## Given task
Would you pull out every line of the material that contains the string "JSON"?

Stored data
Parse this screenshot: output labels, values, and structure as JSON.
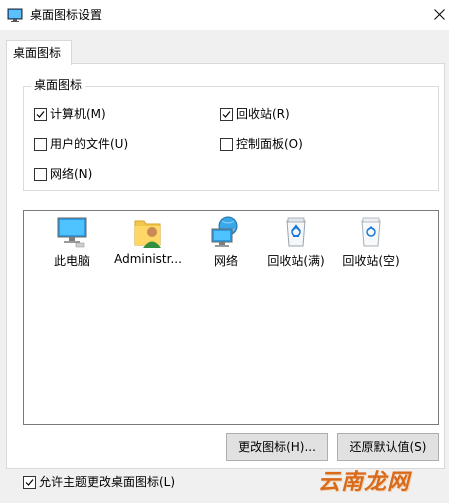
{
  "window": {
    "title": "桌面图标设置"
  },
  "tabs": [
    {
      "label": "桌面图标"
    }
  ],
  "group": {
    "legend": "桌面图标",
    "checkboxes": [
      {
        "label": "计算机(M)",
        "checked": true
      },
      {
        "label": "回收站(R)",
        "checked": true
      },
      {
        "label": "用户的文件(U)",
        "checked": false
      },
      {
        "label": "控制面板(O)",
        "checked": false
      },
      {
        "label": "网络(N)",
        "checked": false
      }
    ]
  },
  "icons": [
    {
      "label": "此电脑",
      "icon": "computer-icon"
    },
    {
      "label": "Administr...",
      "icon": "user-folder-icon"
    },
    {
      "label": "网络",
      "icon": "network-icon"
    },
    {
      "label": "回收站(满)",
      "icon": "recycle-bin-full-icon"
    },
    {
      "label": "回收站(空)",
      "icon": "recycle-bin-empty-icon"
    }
  ],
  "buttons": {
    "change_icon": "更改图标(H)...",
    "restore_default": "还原默认值(S)"
  },
  "allow_theme": {
    "label": "允许主题更改桌面图标(L)",
    "checked": true
  },
  "watermark": "云南龙网"
}
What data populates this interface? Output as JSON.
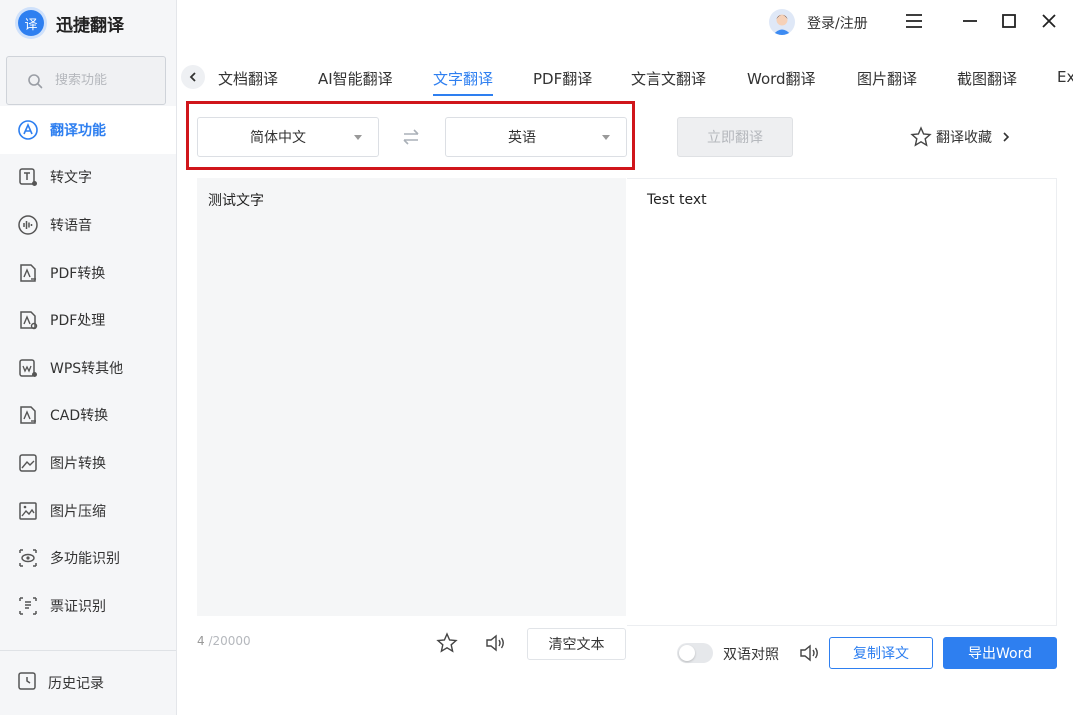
{
  "app": {
    "name": "迅捷翻译",
    "logo_glyph": "译",
    "accent": "#2e7ff0",
    "highlight_color": "#d0161b"
  },
  "search": {
    "placeholder": "搜索功能",
    "icon": "search-icon"
  },
  "sidebar": {
    "items": [
      {
        "label": "翻译功能",
        "icon": "translate-icon",
        "active": true
      },
      {
        "label": "转文字",
        "icon": "text-convert-icon"
      },
      {
        "label": "转语音",
        "icon": "voice-icon"
      },
      {
        "label": "PDF转换",
        "icon": "pdf-convert-icon"
      },
      {
        "label": "PDF处理",
        "icon": "pdf-process-icon"
      },
      {
        "label": "WPS转其他",
        "icon": "wps-icon"
      },
      {
        "label": "CAD转换",
        "icon": "cad-icon"
      },
      {
        "label": "图片转换",
        "icon": "image-convert-icon"
      },
      {
        "label": "图片压缩",
        "icon": "image-compress-icon"
      },
      {
        "label": "多功能识别",
        "icon": "eye-icon"
      },
      {
        "label": "票证识别",
        "icon": "ticket-scan-icon"
      }
    ],
    "history": {
      "label": "历史记录",
      "icon": "history-icon"
    }
  },
  "header": {
    "login_label": "登录/注册"
  },
  "tabs": [
    {
      "label": "文档翻译"
    },
    {
      "label": "AI智能翻译"
    },
    {
      "label": "文字翻译",
      "active": true
    },
    {
      "label": "PDF翻译"
    },
    {
      "label": "文言文翻译"
    },
    {
      "label": "Word翻译"
    },
    {
      "label": "图片翻译"
    },
    {
      "label": "截图翻译"
    },
    {
      "label": "Ex"
    }
  ],
  "language": {
    "source": "简体中文",
    "target": "英语",
    "translate_button": "立即翻译",
    "favorites_label": "翻译收藏"
  },
  "editor": {
    "source_text": "测试文字",
    "target_text": "Test text",
    "char_count": "4",
    "char_max": "/20000",
    "clear_label": "清空文本"
  },
  "output": {
    "bilingual_label": "双语对照",
    "bilingual_on": false,
    "copy_label": "复制译文",
    "export_label": "导出Word"
  }
}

## Final result
Parse this screenshot: output labels, values, and structure as JSON.
What data populates this interface? Output as JSON.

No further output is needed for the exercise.